→ **Requirement**
Format the material below as a JSON list of strings, one string per line, and omit any blank lines. Leave the pictures out of the list.

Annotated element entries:
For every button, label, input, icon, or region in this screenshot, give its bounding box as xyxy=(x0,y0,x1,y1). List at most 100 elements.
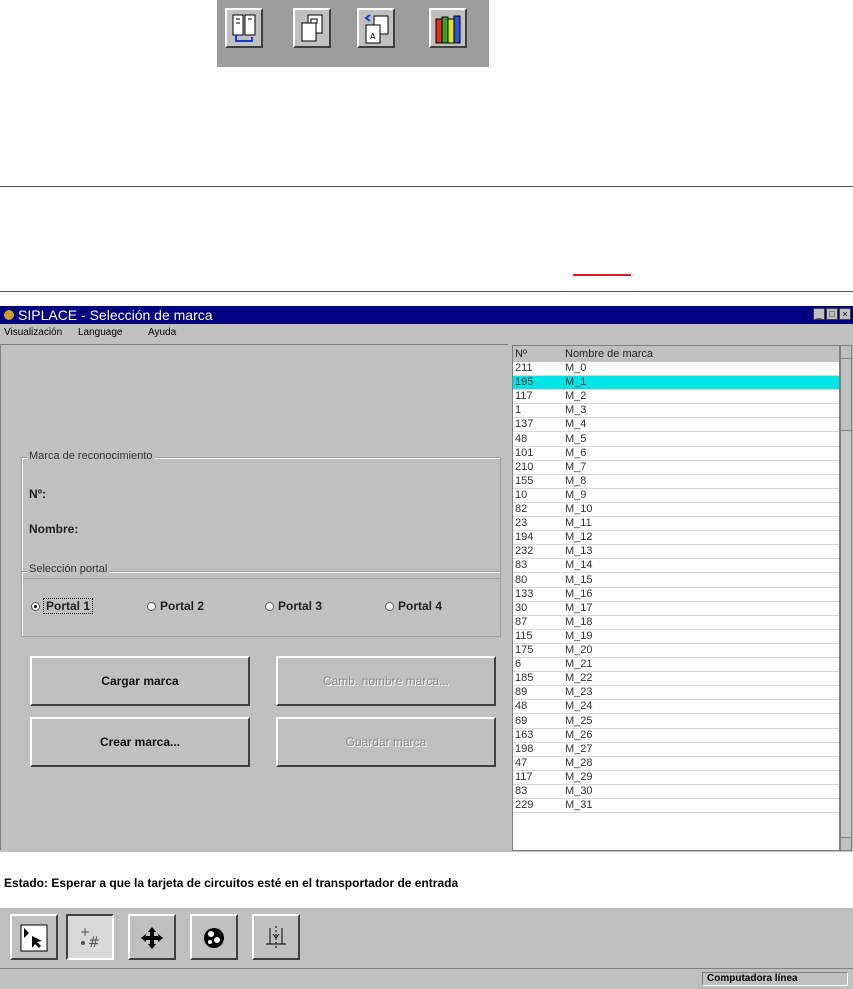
table-row[interactable]: 163 M_26 xyxy=(513,729,839,743)
row-mark-name: M_28 xyxy=(565,756,593,769)
table-row[interactable]: 198 M_27 xyxy=(513,743,839,757)
left-panel: Marca de reconocimiento Nº: Nombre: Sele… xyxy=(0,344,508,850)
table-row[interactable]: 117 M_2 xyxy=(513,390,839,405)
row-mark-name: M_1 xyxy=(565,376,587,389)
title-bar[interactable]: SIPLACE - Selección de marca _ □ × xyxy=(0,306,853,324)
table-row[interactable]: 101 M_6 xyxy=(513,447,839,461)
table-row[interactable]: 48 M_5 xyxy=(513,433,839,447)
row-mark-name: M_14 xyxy=(565,559,593,572)
row-number: 30 xyxy=(515,601,528,614)
table-row[interactable]: 69 M_25 xyxy=(513,715,839,729)
save-mark-button[interactable]: Guardar marca xyxy=(276,717,496,767)
table-row[interactable]: 195 M_1 xyxy=(513,376,839,391)
vision-camera-icon[interactable] xyxy=(190,914,238,960)
row-mark-name: M_9 xyxy=(565,488,587,501)
radio-portal-4[interactable]: Portal 4 xyxy=(385,599,442,613)
table-row[interactable]: 115 M_19 xyxy=(513,630,839,644)
row-mark-name: M_10 xyxy=(565,503,593,515)
row-number: 155 xyxy=(515,474,534,487)
table-row[interactable]: 137 M_4 xyxy=(513,418,839,433)
grid-marks-icon[interactable]: + # xyxy=(66,914,114,960)
table-row[interactable]: 82 M_10 xyxy=(513,503,839,517)
books-library-icon[interactable] xyxy=(429,8,467,48)
list-scrollbar[interactable] xyxy=(840,345,852,851)
rename-mark-button[interactable]: Camb. nombre marca... xyxy=(276,656,496,706)
table-row[interactable]: 83 M_14 xyxy=(513,559,839,574)
recognition-group xyxy=(21,457,501,579)
row-number: 6 xyxy=(515,658,522,671)
create-mark-button[interactable]: Crear marca... xyxy=(30,717,250,767)
row-mark-name: M_13 xyxy=(565,545,593,558)
row-number: 163 xyxy=(515,728,534,741)
row-number: 80 xyxy=(515,573,528,586)
row-mark-name: M_12 xyxy=(565,531,593,544)
transfer-document-icon[interactable]: A xyxy=(357,8,395,48)
axis-offset-icon[interactable] xyxy=(252,914,300,960)
scroll-up-icon[interactable] xyxy=(841,346,851,359)
svg-text:A: A xyxy=(370,32,376,41)
row-number: 115 xyxy=(515,629,533,642)
row-number: 175 xyxy=(515,644,534,656)
move-cross-icon[interactable] xyxy=(128,914,176,960)
mark-list[interactable]: Nº Nombre de marca 211 M_0 195 M_1 117 M_2 1 M_… xyxy=(512,345,840,851)
select-arrow-icon[interactable] xyxy=(10,914,58,960)
table-row[interactable]: 210 M_7 xyxy=(513,461,839,475)
row-number: 47 xyxy=(515,756,528,769)
column-name[interactable]: Nombre de marca xyxy=(565,348,653,360)
table-row[interactable]: 133 M_16 xyxy=(513,588,839,602)
close-button[interactable]: × xyxy=(839,308,851,320)
row-number: 211 xyxy=(515,362,533,374)
table-row[interactable]: 232 M_13 xyxy=(513,545,839,560)
table-row[interactable]: 229 M_31 xyxy=(513,799,839,814)
row-number: 117 xyxy=(515,390,533,403)
table-row[interactable]: 211 M_0 xyxy=(513,362,839,376)
column-number[interactable]: Nº xyxy=(515,348,527,360)
copy-pages-icon[interactable] xyxy=(293,8,331,48)
table-row[interactable]: 47 M_28 xyxy=(513,757,839,771)
svg-text:#: # xyxy=(88,935,100,951)
table-row[interactable]: 117 M_29 xyxy=(513,771,839,785)
radio-portal-1[interactable]: Portal 1 xyxy=(31,598,94,614)
row-number: 185 xyxy=(515,672,534,685)
table-row[interactable]: 194 M_12 xyxy=(513,531,839,546)
row-mark-name: M_23 xyxy=(565,686,593,699)
portal-group-label: Selección portal xyxy=(27,563,110,575)
row-mark-name: M_20 xyxy=(565,644,593,656)
table-row[interactable]: 10 M_9 xyxy=(513,489,839,503)
table-row[interactable]: 80 M_15 xyxy=(513,574,839,588)
table-row[interactable]: 1 M_3 xyxy=(513,404,839,419)
row-mark-name: M_21 xyxy=(565,658,593,671)
row-number: 137 xyxy=(515,418,534,431)
table-row[interactable]: 89 M_23 xyxy=(513,686,839,701)
scroll-thumb[interactable] xyxy=(841,360,851,431)
scroll-down-icon[interactable] xyxy=(841,837,851,850)
table-row[interactable]: 48 M_24 xyxy=(513,700,839,715)
radio-portal-3[interactable]: Portal 3 xyxy=(265,599,322,613)
table-row[interactable]: 185 M_22 xyxy=(513,672,839,687)
bottom-toolbar: + # xyxy=(0,908,853,966)
table-row[interactable]: 6 M_21 xyxy=(513,658,839,673)
load-mark-button[interactable]: Cargar marca xyxy=(30,656,250,706)
table-row[interactable]: 175 M_20 xyxy=(513,644,839,658)
row-number: 69 xyxy=(515,714,528,727)
name-label: Nombre: xyxy=(29,522,79,536)
menu-visualizacion[interactable]: Visualización xyxy=(4,327,62,338)
row-number: 83 xyxy=(515,559,528,572)
table-row[interactable]: 87 M_18 xyxy=(513,616,839,630)
menu-language[interactable]: Language xyxy=(78,327,123,338)
table-row[interactable]: 23 M_11 xyxy=(513,517,839,532)
radio-portal-2[interactable]: Portal 2 xyxy=(147,599,204,613)
row-mark-name: M_4 xyxy=(565,418,587,431)
row-number: 210 xyxy=(515,460,534,473)
table-row[interactable]: 30 M_17 xyxy=(513,602,839,616)
table-row[interactable]: 155 M_8 xyxy=(513,475,839,489)
table-row[interactable]: 83 M_30 xyxy=(513,785,839,799)
maximize-button[interactable]: □ xyxy=(826,308,838,320)
recognition-group-label: Marca de reconocimiento xyxy=(27,450,155,462)
minimize-button[interactable]: _ xyxy=(813,308,825,320)
column-layout-icon[interactable] xyxy=(225,8,263,48)
row-number: 82 xyxy=(515,503,528,515)
row-number: 83 xyxy=(515,785,528,797)
menu-ayuda[interactable]: Ayuda xyxy=(148,327,176,338)
row-number: 89 xyxy=(515,686,528,699)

→ **Final result**
[
  "For every button, label, input, icon, or region in this screenshot, give its bounding box as xyxy=(x0,y0,x1,y1). List at most 100 elements.",
  "table-row[interactable]: 163 M_26 xyxy=(513,729,839,743)",
  "row-mark-name: M_28 xyxy=(565,756,593,769)",
  "table-row[interactable]: 198 M_27 xyxy=(513,743,839,757)",
  "left-panel: Marca de reconocimiento Nº: Nombre: Sele… xyxy=(0,344,508,850)",
  "table-row[interactable]: 117 M_2 xyxy=(513,390,839,405)",
  "row-mark-name: M_1 xyxy=(565,376,587,389)",
  "title-bar[interactable]: SIPLACE - Selección de marca _ □ × xyxy=(0,306,853,324)",
  "table-row[interactable]: 101 M_6 xyxy=(513,447,839,461)",
  "table-row[interactable]: 48 M_5 xyxy=(513,433,839,447)",
  "row-mark-name: M_14 xyxy=(565,559,593,572)",
  "row-number: 30 xyxy=(515,601,528,614)",
  "table-row[interactable]: 69 M_25 xyxy=(513,715,839,729)",
  "save-mark-button[interactable]: Guardar marca xyxy=(276,717,496,767)",
  "table-row[interactable]: 195 M_1 xyxy=(513,376,839,391)",
  "vision-camera-icon[interactable] xyxy=(190,914,238,960)",
  "row-mark-name: M_9 xyxy=(565,488,587,501)",
  "radio-portal-4[interactable]: Portal 4 xyxy=(385,599,442,613)",
  "table-row[interactable]: 115 M_19 xyxy=(513,630,839,644)",
  "row-mark-name: M_10 xyxy=(565,503,593,515)",
  "row-number: 155 xyxy=(515,474,534,487)",
  "table-row[interactable]: 137 M_4 xyxy=(513,418,839,433)",
  "grid-marks-icon[interactable]: + # xyxy=(66,914,114,960)",
  "table-row[interactable]: 82 M_10 xyxy=(513,503,839,517)",
  "books-library-icon[interactable] xyxy=(429,8,467,48)",
  "list-scrollbar[interactable] xyxy=(840,345,852,851)",
  "rename-mark-button[interactable]: Camb. nombre marca... xyxy=(276,656,496,706)",
  "table-row[interactable]: 83 M_14 xyxy=(513,559,839,574)",
  "recognition-group xyxy=(21,457,501,579)",
  "row-number: 6 xyxy=(515,658,522,671)",
  "create-mark-button[interactable]: Crear marca... xyxy=(30,717,250,767)",
  "row-mark-name: M_13 xyxy=(565,545,593,558)",
  "row-number: 163 xyxy=(515,728,534,741)",
  "row-number: 80 xyxy=(515,573,528,586)",
  "row-mark-name: M_12 xyxy=(565,531,593,544)",
  "transfer-document-icon[interactable]: A xyxy=(357,8,395,48)",
  "axis-offset-icon[interactable] xyxy=(252,914,300,960)",
  "scroll-up-icon[interactable] xyxy=(841,346,851,359)",
  "svg-text:A: A xyxy=(370,32,376,41)",
  "row-number: 115 xyxy=(515,629,533,642)",
  "row-number: 175 xyxy=(515,644,534,656)",
  "move-cross-icon[interactable] xyxy=(128,914,176,960)",
  "mark-list[interactable]: Nº Nombre de marca 211 M_0 195 M_1 117 M_2 1 M_… xyxy=(512,345,840,851)",
  "select-arrow-icon[interactable] xyxy=(10,914,58,960)",
  "table-row[interactable]: 210 M_7 xyxy=(513,461,839,475)",
  "row-number: 47 xyxy=(515,756,528,769)",
  "column-name[interactable]: Nombre de marca xyxy=(565,348,653,360)",
  "table-row[interactable]: 133 M_16 xyxy=(513,588,839,602)",
  "close-button[interactable]: × xyxy=(839,308,851,320)",
  "row-number: 211 xyxy=(515,362,533,374)",
  "table-row[interactable]: 232 M_13 xyxy=(513,545,839,560)",
  "table-row[interactable]: 229 M_31 xyxy=(513,799,839,814)",
  "row-number: 117 xyxy=(515,390,533,403)",
  "table-row[interactable]: 211 M_0 xyxy=(513,362,839,376)",
  "column-number[interactable]: Nº xyxy=(515,348,527,360)",
  "copy-pages-icon[interactable] xyxy=(293,8,331,48)",
  "table-row[interactable]: 47 M_28 xyxy=(513,757,839,771)",
  "svg-text:#: # xyxy=(88,935,100,951)",
  "table-row[interactable]: 117 M_29 xyxy=(513,771,839,785)",
  "radio-portal-1[interactable]: Portal 1 xyxy=(31,598,94,614)",
  "row-number: 185 xyxy=(515,672,534,685)",
  "table-row[interactable]: 194 M_12 xyxy=(513,531,839,546)",
  "row-mark-name: M_23 xyxy=(565,686,593,699)",
  "portal-group-label: Selección portal xyxy=(27,563,110,575)",
  "row-mark-name: M_20 xyxy=(565,644,593,656)",
  "table-row[interactable]: 10 M_9 xyxy=(513,489,839,503)",
  "table-row[interactable]: 80 M_15 xyxy=(513,574,839,588)",
  "table-row[interactable]: 1 M_3 xyxy=(513,404,839,419)",
  "row-mark-name: M_21 xyxy=(565,658,593,671)",
  "row-number: 137 xyxy=(515,418,534,431)",
  "table-row[interactable]: 89 M_23 xyxy=(513,686,839,701)",
  "scroll-thumb[interactable] xyxy=(841,360,851,431)",
  "scroll-down-icon[interactable] xyxy=(841,837,851,850)",
  "table-row[interactable]: 48 M_24 xyxy=(513,700,839,715)",
  "radio-portal-3[interactable]: Portal 3 xyxy=(265,599,322,613)",
  "table-row[interactable]: 185 M_22 xyxy=(513,672,839,687)",
  "bottom-toolbar: + # xyxy=(0,908,853,966)",
  "table-row[interactable]: 6 M_21 xyxy=(513,658,839,673)",
  "load-mark-button[interactable]: Cargar marca xyxy=(30,656,250,706)",
  "table-row[interactable]: 175 M_20 xyxy=(513,644,839,658)",
  "row-number: 69 xyxy=(515,714,528,727)",
  "name-label: Nombre: xyxy=(29,522,79,536)",
  "menu-visualizacion[interactable]: Visualización xyxy=(4,327,62,338)",
  "row-number: 83 xyxy=(515,559,528,572)",
  "table-row[interactable]: 87 M_18 xyxy=(513,616,839,630)",
  "menu-language[interactable]: Language xyxy=(78,327,123,338)",
  "table-row[interactable]: 23 M_11 xyxy=(513,517,839,532)",
  "radio-portal-2[interactable]: Portal 2 xyxy=(147,599,204,613)",
  "row-mark-name: M_4 xyxy=(565,418,587,431)",
  "row-number: 210 xyxy=(515,460,534,473)",
  "table-row[interactable]: 30 M_17 xyxy=(513,602,839,616)",
  "table-row[interactable]: 155 M_8 xyxy=(513,475,839,489)",
  "table-row[interactable]: 83 M_30 xyxy=(513,785,839,799)",
  "maximize-button[interactable]: □ xyxy=(826,308,838,320)",
  "recognition-group-label: Marca de reconocimiento xyxy=(27,450,155,462)",
  "minimize-button[interactable]: _ xyxy=(813,308,825,320)",
  "column-layout-icon[interactable] xyxy=(225,8,263,48)",
  "row-number: 82 xyxy=(515,503,528,515)",
  "row-number: 83 xyxy=(515,785,528,797)",
  "menu-ayuda[interactable]: Ayuda xyxy=(148,327,176,338)",
  "row-number: 89 xyxy=(515,686,528,699)"
]